▶ Exercise description: Search the data for the word "کنید". Reproduce every line where it is found.

--- START ---

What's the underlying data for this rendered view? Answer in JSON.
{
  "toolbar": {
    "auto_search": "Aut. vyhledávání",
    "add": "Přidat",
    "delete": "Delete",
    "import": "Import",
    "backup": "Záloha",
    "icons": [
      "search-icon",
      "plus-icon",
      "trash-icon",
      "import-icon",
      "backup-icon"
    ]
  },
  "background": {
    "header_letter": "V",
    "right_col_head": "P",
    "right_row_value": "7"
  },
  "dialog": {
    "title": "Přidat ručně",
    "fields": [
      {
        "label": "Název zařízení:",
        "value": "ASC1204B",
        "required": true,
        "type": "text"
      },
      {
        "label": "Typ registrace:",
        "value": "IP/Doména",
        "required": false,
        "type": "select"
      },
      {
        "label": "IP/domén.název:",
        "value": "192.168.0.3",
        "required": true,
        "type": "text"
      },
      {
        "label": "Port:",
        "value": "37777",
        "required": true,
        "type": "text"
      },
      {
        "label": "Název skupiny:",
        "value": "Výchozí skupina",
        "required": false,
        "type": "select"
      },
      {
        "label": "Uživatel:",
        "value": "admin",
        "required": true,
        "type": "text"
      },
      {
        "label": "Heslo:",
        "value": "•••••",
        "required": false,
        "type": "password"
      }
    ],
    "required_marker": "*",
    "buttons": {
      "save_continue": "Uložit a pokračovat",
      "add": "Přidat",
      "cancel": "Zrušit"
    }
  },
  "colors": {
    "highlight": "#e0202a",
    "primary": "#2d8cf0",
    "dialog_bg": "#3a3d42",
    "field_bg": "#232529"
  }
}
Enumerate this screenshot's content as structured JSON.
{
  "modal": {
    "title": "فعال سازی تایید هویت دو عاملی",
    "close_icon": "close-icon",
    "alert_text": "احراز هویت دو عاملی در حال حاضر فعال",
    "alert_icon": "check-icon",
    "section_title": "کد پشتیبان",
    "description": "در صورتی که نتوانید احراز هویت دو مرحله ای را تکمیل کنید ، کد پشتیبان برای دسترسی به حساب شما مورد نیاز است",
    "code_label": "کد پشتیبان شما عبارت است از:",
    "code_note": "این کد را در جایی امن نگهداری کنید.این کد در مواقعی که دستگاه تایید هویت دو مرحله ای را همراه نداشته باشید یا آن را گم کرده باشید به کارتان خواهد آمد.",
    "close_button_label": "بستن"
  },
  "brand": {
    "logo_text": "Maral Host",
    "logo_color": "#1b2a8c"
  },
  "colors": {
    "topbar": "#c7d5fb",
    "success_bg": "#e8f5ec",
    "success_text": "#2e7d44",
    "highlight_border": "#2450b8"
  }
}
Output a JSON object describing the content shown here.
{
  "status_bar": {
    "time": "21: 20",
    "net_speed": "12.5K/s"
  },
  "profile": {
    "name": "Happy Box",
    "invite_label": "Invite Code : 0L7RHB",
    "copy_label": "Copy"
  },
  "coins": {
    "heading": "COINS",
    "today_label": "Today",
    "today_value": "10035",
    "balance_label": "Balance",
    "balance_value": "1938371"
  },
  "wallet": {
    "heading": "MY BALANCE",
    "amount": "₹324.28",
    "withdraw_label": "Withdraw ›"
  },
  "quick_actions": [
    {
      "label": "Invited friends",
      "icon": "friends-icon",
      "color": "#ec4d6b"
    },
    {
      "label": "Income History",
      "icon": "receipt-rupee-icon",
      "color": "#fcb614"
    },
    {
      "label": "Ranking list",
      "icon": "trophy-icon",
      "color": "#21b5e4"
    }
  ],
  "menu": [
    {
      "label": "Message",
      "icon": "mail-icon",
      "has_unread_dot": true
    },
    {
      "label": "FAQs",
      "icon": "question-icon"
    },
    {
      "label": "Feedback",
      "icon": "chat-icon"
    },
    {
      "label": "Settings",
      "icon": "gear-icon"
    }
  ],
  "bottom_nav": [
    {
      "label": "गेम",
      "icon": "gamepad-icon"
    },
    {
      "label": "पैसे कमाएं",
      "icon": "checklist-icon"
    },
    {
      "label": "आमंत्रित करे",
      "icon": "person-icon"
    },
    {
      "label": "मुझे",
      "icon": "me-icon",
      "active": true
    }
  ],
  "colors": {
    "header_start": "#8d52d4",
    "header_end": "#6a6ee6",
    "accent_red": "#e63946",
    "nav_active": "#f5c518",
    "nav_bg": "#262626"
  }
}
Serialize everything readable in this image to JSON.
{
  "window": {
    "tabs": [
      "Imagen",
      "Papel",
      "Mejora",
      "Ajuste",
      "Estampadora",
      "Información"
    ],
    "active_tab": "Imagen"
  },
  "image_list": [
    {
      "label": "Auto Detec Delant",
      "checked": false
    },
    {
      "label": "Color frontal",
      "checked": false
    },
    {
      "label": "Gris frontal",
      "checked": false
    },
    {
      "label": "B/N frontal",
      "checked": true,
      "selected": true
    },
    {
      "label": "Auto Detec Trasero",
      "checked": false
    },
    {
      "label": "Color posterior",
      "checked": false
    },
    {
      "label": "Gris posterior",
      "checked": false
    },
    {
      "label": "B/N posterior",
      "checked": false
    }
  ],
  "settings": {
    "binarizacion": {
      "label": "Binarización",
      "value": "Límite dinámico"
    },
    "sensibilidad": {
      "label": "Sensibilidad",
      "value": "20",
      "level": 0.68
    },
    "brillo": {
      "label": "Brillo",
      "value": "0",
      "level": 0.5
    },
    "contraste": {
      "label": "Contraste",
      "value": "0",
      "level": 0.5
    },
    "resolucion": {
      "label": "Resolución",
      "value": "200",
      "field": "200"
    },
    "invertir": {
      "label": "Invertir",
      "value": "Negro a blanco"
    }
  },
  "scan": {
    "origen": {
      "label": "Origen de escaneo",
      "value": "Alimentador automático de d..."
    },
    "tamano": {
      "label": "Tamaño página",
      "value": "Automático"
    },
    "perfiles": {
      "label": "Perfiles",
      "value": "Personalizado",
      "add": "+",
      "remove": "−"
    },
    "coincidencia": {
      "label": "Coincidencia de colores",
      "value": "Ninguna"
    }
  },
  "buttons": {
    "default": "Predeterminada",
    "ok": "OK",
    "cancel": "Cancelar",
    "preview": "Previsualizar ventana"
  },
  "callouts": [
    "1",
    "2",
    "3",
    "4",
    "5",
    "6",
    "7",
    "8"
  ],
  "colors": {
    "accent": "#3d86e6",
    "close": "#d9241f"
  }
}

--- END ---

▶ Exercise result:
    "description": "در صورتی که نتوانید احراز هویت دو مرحله ای را تکمیل کنید ، کد پشتیبان برای دسترسی به حساب شما مورد نیاز است",
    "code_note": "این کد را در جایی امن نگهداری کنید.این کد در مواقعی که دستگاه تایید هویت دو مرحله ای را همراه نداشته باشید یا آن را گم کرده باشید به کارتان خواهد آمد.",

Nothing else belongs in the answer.